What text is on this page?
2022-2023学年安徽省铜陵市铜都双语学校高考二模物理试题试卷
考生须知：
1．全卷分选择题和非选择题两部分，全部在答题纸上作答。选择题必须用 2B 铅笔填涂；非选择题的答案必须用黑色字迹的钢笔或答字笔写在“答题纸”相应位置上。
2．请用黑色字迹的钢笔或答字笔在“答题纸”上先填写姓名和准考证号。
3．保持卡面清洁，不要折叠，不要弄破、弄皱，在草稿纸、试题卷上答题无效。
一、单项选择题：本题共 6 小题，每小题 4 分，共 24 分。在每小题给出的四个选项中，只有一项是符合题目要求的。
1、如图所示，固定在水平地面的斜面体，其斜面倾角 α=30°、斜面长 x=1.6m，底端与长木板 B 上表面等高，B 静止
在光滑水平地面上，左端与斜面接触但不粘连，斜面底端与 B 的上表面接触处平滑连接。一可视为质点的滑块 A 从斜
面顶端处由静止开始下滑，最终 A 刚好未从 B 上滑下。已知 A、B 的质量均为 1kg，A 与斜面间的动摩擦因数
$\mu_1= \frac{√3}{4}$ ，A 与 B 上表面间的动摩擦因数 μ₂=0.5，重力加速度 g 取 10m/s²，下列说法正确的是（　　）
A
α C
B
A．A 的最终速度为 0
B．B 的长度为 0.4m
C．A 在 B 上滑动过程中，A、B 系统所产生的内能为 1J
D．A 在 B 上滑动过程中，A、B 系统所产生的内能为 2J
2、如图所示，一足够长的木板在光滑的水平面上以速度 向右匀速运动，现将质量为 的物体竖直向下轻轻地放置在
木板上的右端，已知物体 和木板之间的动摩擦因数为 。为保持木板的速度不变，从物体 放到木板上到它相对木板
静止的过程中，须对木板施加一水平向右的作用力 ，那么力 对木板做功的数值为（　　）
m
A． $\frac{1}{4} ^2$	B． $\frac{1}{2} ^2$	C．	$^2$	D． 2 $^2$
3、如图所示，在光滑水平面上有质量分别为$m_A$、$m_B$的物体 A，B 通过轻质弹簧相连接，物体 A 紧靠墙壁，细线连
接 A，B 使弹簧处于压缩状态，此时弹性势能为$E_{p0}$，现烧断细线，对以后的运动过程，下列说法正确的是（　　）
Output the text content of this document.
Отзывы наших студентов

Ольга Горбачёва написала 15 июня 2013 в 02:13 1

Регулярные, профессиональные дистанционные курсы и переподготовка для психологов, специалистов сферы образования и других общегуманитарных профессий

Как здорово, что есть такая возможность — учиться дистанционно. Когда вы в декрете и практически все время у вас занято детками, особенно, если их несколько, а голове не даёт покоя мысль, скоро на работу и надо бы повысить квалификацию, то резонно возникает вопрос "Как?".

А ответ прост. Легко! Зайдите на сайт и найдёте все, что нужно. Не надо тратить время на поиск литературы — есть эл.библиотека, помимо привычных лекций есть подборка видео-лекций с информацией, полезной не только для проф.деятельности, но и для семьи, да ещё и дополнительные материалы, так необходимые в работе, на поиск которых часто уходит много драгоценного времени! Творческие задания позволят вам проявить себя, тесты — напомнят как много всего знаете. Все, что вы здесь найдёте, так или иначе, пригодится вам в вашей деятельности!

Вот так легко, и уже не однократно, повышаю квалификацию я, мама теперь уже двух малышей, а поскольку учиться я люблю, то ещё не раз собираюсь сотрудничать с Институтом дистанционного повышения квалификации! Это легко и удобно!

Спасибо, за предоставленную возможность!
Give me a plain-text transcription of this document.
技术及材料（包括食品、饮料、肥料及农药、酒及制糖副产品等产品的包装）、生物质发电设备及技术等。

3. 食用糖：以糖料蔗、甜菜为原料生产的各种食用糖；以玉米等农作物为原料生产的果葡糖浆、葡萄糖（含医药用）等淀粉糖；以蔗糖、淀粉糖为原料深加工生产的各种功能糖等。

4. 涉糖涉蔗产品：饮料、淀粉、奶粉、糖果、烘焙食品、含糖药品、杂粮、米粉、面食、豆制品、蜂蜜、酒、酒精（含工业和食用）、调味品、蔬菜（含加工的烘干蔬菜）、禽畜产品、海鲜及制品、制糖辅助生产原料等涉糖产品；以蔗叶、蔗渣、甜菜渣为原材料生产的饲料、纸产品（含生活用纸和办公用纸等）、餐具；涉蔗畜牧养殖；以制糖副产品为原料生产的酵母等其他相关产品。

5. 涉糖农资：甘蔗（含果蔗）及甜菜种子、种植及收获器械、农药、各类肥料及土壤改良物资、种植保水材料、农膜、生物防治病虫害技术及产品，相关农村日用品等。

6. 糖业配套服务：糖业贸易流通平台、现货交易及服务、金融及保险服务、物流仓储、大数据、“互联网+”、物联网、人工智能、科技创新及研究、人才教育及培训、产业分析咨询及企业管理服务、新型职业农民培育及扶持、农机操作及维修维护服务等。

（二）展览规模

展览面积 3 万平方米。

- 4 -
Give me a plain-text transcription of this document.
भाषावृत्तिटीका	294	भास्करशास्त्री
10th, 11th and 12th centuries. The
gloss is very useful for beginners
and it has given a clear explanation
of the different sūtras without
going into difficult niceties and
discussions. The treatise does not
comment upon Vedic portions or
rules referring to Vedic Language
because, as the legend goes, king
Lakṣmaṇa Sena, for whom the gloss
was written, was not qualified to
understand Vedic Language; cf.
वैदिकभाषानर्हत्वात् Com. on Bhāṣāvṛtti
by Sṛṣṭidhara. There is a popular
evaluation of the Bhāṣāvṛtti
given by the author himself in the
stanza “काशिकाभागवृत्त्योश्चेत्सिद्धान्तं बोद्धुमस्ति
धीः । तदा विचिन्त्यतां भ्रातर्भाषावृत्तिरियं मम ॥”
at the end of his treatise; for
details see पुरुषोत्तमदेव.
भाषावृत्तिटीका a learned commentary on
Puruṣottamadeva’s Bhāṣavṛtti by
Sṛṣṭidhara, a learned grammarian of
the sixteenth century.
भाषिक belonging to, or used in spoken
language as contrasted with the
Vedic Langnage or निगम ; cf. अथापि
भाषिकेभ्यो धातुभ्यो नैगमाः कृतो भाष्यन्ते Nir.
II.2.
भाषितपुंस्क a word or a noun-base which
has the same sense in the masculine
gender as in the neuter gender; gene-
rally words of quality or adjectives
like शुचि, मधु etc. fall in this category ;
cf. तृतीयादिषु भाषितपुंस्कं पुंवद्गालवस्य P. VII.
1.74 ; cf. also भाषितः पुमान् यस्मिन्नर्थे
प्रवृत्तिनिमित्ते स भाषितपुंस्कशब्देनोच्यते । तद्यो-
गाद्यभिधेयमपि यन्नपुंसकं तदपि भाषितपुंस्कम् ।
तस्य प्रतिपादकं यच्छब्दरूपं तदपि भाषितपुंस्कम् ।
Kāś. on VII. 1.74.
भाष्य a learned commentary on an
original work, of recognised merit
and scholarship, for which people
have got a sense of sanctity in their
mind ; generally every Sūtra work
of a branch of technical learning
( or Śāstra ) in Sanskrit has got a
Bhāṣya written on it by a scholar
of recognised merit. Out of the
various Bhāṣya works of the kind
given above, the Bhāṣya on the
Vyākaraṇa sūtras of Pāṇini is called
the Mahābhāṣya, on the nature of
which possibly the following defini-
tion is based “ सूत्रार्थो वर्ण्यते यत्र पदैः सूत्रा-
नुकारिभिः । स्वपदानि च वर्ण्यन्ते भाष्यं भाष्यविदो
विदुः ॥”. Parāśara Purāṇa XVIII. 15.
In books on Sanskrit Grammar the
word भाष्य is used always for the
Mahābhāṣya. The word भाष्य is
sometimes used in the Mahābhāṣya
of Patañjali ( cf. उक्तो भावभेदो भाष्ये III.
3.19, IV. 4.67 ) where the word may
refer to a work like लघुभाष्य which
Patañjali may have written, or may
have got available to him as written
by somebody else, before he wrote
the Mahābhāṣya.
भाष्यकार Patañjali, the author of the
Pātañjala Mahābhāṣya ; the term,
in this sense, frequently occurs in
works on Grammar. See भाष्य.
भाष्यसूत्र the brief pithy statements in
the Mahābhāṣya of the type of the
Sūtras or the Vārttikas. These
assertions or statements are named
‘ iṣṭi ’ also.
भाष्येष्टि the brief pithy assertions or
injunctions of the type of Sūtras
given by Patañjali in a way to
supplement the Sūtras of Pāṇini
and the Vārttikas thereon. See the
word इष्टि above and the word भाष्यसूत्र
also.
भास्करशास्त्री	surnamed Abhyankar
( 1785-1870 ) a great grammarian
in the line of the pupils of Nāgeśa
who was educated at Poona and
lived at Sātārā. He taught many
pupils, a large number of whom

# # #

Problem statement: Determine how many lines of the data contain "系统所产生的内能为" and give nothing but that number.

Output of the task: 2